• [Recorded information]:
_ _ _ _
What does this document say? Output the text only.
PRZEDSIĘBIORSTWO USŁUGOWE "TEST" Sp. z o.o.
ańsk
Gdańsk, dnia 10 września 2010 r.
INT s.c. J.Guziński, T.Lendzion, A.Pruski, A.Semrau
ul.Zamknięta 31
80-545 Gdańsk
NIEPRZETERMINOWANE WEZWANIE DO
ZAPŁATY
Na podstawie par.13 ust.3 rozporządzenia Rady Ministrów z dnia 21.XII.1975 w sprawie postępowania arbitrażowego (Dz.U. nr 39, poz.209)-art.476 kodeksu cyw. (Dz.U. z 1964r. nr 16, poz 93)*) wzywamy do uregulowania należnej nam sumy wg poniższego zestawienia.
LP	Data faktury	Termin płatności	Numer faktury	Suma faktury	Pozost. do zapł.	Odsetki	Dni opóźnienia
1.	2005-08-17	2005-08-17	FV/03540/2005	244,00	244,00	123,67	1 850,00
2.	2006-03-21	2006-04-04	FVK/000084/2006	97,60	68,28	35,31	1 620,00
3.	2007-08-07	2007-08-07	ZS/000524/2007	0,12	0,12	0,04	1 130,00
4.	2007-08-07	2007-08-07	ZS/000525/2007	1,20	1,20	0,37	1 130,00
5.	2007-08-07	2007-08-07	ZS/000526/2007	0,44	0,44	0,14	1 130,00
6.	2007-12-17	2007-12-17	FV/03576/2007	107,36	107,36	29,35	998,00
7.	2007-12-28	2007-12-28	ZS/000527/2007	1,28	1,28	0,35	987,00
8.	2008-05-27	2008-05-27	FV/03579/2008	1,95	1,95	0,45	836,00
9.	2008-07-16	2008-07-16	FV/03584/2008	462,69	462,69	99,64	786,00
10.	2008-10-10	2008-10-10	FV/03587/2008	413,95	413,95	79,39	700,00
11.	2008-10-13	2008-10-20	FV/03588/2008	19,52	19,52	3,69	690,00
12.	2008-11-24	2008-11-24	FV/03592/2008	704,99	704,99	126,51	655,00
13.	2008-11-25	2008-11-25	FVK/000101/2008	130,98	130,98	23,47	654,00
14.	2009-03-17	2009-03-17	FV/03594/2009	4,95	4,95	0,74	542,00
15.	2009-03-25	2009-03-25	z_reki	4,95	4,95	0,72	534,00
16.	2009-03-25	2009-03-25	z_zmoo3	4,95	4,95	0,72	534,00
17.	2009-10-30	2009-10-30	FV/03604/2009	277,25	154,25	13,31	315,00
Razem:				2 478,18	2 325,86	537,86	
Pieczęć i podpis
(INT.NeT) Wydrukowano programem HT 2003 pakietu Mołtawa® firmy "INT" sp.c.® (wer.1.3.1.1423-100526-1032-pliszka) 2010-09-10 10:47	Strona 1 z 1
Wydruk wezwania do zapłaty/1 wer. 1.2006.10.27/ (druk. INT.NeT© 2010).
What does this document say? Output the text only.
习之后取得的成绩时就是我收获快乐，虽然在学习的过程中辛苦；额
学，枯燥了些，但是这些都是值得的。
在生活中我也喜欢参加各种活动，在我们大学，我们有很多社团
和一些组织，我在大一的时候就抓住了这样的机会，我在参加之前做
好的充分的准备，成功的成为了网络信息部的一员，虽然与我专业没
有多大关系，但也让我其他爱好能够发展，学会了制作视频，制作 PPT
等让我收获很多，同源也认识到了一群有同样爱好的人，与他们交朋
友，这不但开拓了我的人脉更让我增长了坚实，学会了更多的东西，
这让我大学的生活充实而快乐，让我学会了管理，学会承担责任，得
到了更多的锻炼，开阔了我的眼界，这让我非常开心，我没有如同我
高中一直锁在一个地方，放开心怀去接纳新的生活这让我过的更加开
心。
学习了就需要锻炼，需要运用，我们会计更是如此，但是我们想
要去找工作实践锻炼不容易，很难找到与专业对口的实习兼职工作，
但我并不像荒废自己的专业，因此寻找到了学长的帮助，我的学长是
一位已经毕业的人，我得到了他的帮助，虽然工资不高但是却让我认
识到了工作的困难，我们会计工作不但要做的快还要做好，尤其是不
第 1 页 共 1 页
_ _ _ _
• [Task instructions]:
Reproduce the records word for word.

• [Worked solution]:
What does this document say? Output the text only.
PRZEDSIĘBIORSTWO USŁUGOWE "TEST" Sp. z o.o.
ańsk
Gdańsk, dnia 10 września 2010 r.
INT s.c. J.Guziński, T.Lendzion, A.Pruski, A.Semrau
ul.Zamknięta 31
80-545 Gdańsk
NIEPRZETERMINOWANE WEZWANIE DO
ZAPŁATY
Na podstawie par.13 ust.3 rozporządzenia Rady Ministrów z dnia 21.XII.1975 w sprawie postępowania arbitrażowego (Dz.U. nr 39, poz.209)-art.476 kodeksu cyw. (Dz.U. z 1964r. nr 16, poz 93)*) wzywamy do uregulowania należnej nam sumy wg poniższego zestawienia.
LP	Data faktury	Termin płatności	Numer faktury	Suma faktury	Pozost. do zapł.	Odsetki	Dni opóźnienia
1.	2005-08-17	2005-08-17	FV/03540/2005	244,00	244,00	123,67	1 850,00
2.	2006-03-21	2006-04-04	FVK/000084/2006	97,60	68,28	35,31	1 620,00
3.	2007-08-07	2007-08-07	ZS/000524/2007	0,12	0,12	0,04	1 130,00
4.	2007-08-07	2007-08-07	ZS/000525/2007	1,20	1,20	0,37	1 130,00
5.	2007-08-07	2007-08-07	ZS/000526/2007	0,44	0,44	0,14	1 130,00
6.	2007-12-17	2007-12-17	FV/03576/2007	107,36	107,36	29,35	998,00
7.	2007-12-28	2007-12-28	ZS/000527/2007	1,28	1,28	0,35	987,00
8.	2008-05-27	2008-05-27	FV/03579/2008	1,95	1,95	0,45	836,00
9.	2008-07-16	2008-07-16	FV/03584/2008	462,69	462,69	99,64	786,00
10.	2008-10-10	2008-10-10	FV/03587/2008	413,95	413,95	79,39	700,00
11.	2008-10-13	2008-10-20	FV/03588/2008	19,52	19,52	3,69	690,00
12.	2008-11-24	2008-11-24	FV/03592/2008	704,99	704,99	126,51	655,00
13.	2008-11-25	2008-11-25	FVK/000101/2008	130,98	130,98	23,47	654,00
14.	2009-03-17	2009-03-17	FV/03594/2009	4,95	4,95	0,74	542,00
15.	2009-03-25	2009-03-25	z_reki	4,95	4,95	0,72	534,00
16.	2009-03-25	2009-03-25	z_zmoo3	4,95	4,95	0,72	534,00
17.	2009-10-30	2009-10-30	FV/03604/2009	277,25	154,25	13,31	315,00
Razem:				2 478,18	2 325,86	537,86	
Pieczęć i podpis
(INT.NeT) Wydrukowano programem HT 2003 pakietu Mołtawa® firmy "INT" sp.c.® (wer.1.3.1.1423-100526-1032-pliszka) 2010-09-10 10:47	Strona 1 z 1
Wydruk wezwania do zapłaty/1 wer. 1.2006.10.27/ (druk. INT.NeT© 2010).
What does this document say? Output the text only.
习之后取得的成绩时就是我收获快乐，虽然在学习的过程中辛苦；额
学，枯燥了些，但是这些都是值得的。
在生活中我也喜欢参加各种活动，在我们大学，我们有很多社团
和一些组织，我在大一的时候就抓住了这样的机会，我在参加之前做
好的充分的准备，成功的成为了网络信息部的一员，虽然与我专业没
有多大关系，但也让我其他爱好能够发展，学会了制作视频，制作 PPT
等让我收获很多，同源也认识到了一群有同样爱好的人，与他们交朋
友，这不但开拓了我的人脉更让我增长了坚实，学会了更多的东西，
这让我大学的生活充实而快乐，让我学会了管理，学会承担责任，得
到了更多的锻炼，开阔了我的眼界，这让我非常开心，我没有如同我
高中一直锁在一个地方，放开心怀去接纳新的生活这让我过的更加开
心。
学习了就需要锻炼，需要运用，我们会计更是如此，但是我们想
要去找工作实践锻炼不容易，很难找到与专业对口的实习兼职工作，
但我并不像荒废自己的专业，因此寻找到了学长的帮助，我的学长是
一位已经毕业的人，我得到了他的帮助，虽然工资不高但是却让我认
识到了工作的困难，我们会计工作不但要做的快还要做好，尤其是不
第 1 页 共 1 页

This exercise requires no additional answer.